Entries from a collection
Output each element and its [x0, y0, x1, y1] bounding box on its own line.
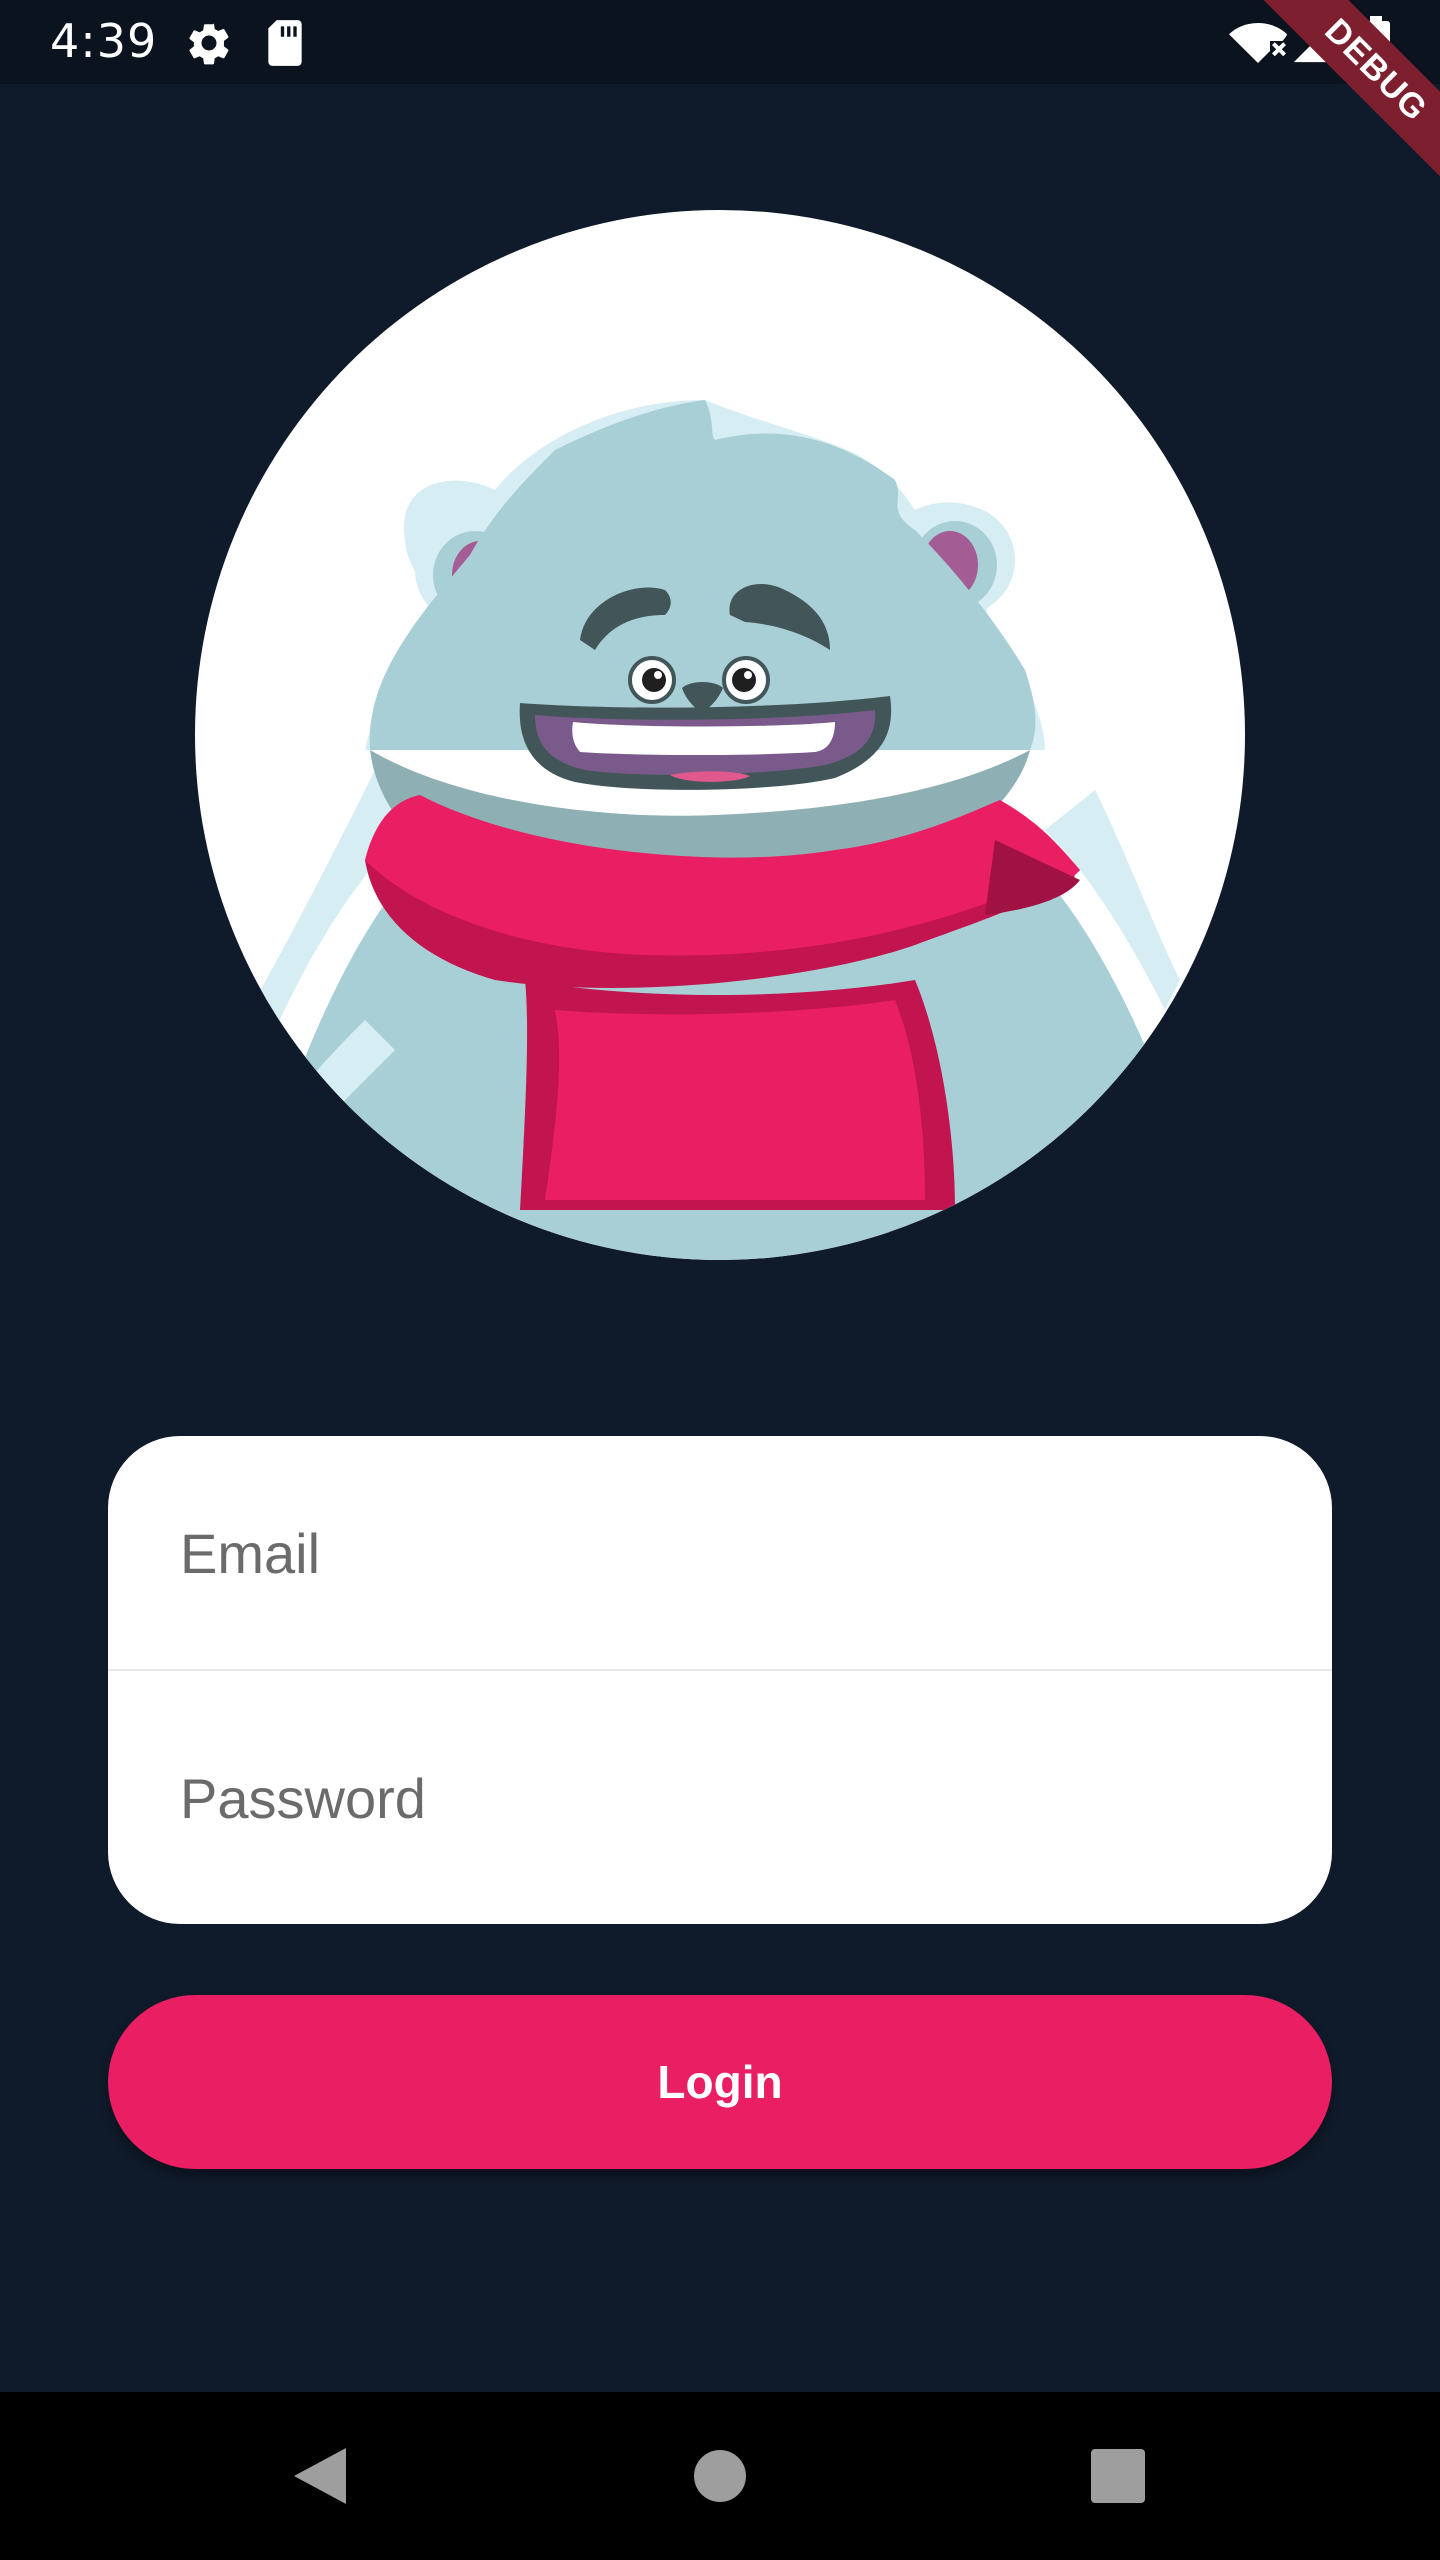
home-icon	[694, 2450, 746, 2502]
back-icon	[294, 2448, 346, 2504]
signal-icon	[1290, 20, 1336, 71]
home-button[interactable]	[650, 2392, 790, 2560]
recents-icon	[1091, 2449, 1145, 2503]
settings-icon	[184, 18, 234, 73]
back-button[interactable]	[250, 2392, 390, 2560]
login-button[interactable]: Login	[108, 1995, 1332, 2169]
email-field[interactable]	[178, 1436, 1262, 1671]
sd-card-icon	[262, 18, 308, 73]
avatar	[195, 210, 1245, 1260]
email-field-wrapper	[108, 1436, 1332, 1671]
login-form-card	[108, 1436, 1332, 1924]
password-field-wrapper	[108, 1671, 1332, 1924]
password-field[interactable]	[178, 1671, 1262, 1924]
status-time: 4:39	[50, 14, 158, 68]
wifi-off-icon	[1228, 18, 1288, 73]
status-bar: 4:39	[0, 0, 1440, 84]
battery-icon	[1362, 16, 1390, 73]
system-navigation-bar	[0, 2392, 1440, 2560]
yeti-mascot-illustration	[255, 400, 1180, 1260]
recents-button[interactable]	[1048, 2392, 1188, 2560]
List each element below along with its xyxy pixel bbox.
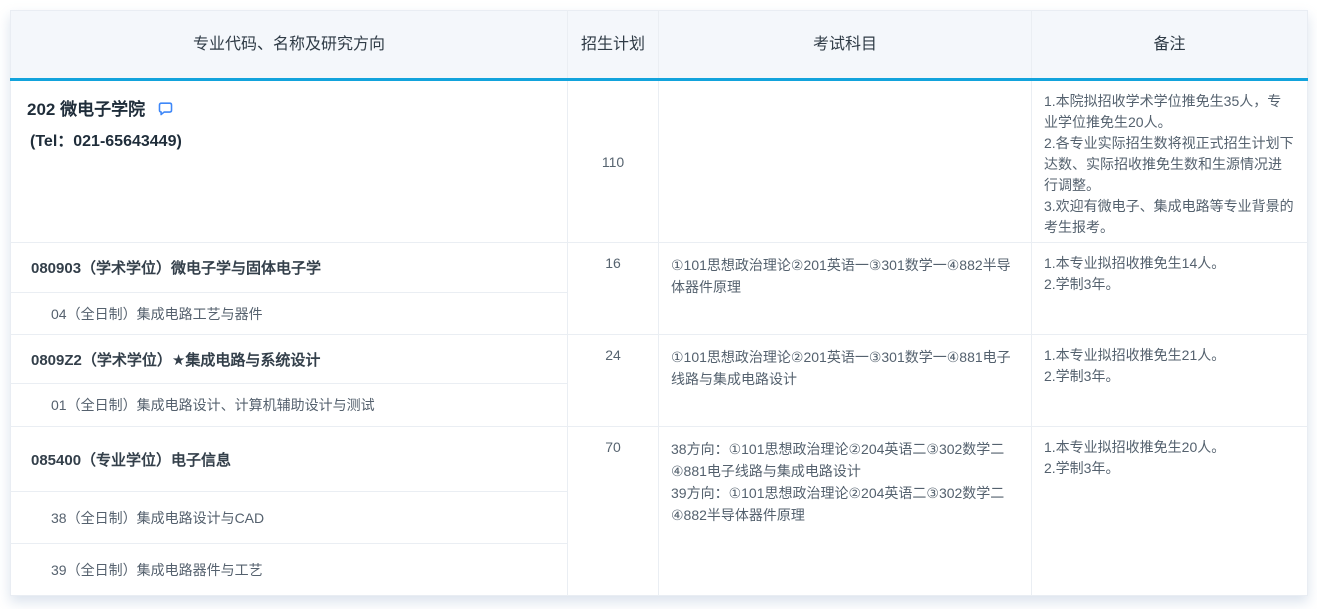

§ STATED TASK:
Copy out the entries word for word, from the line containing "2450, 746, 2502]" through the line containing "1436, 1332, 1671]".

§ WRITTEN SOLUTION:
home-icon	[694, 2450, 746, 2502]
back-icon	[294, 2448, 346, 2504]
signal-icon	[1290, 20, 1336, 71]
home-button[interactable]	[650, 2392, 790, 2560]
recents-icon	[1091, 2449, 1145, 2503]
settings-icon	[184, 18, 234, 73]
back-button[interactable]	[250, 2392, 390, 2560]
login-button[interactable]: Login	[108, 1995, 1332, 2169]
email-field[interactable]	[178, 1436, 1262, 1671]
sd-card-icon	[262, 18, 308, 73]
avatar	[195, 210, 1245, 1260]
email-field-wrapper	[108, 1436, 1332, 1671]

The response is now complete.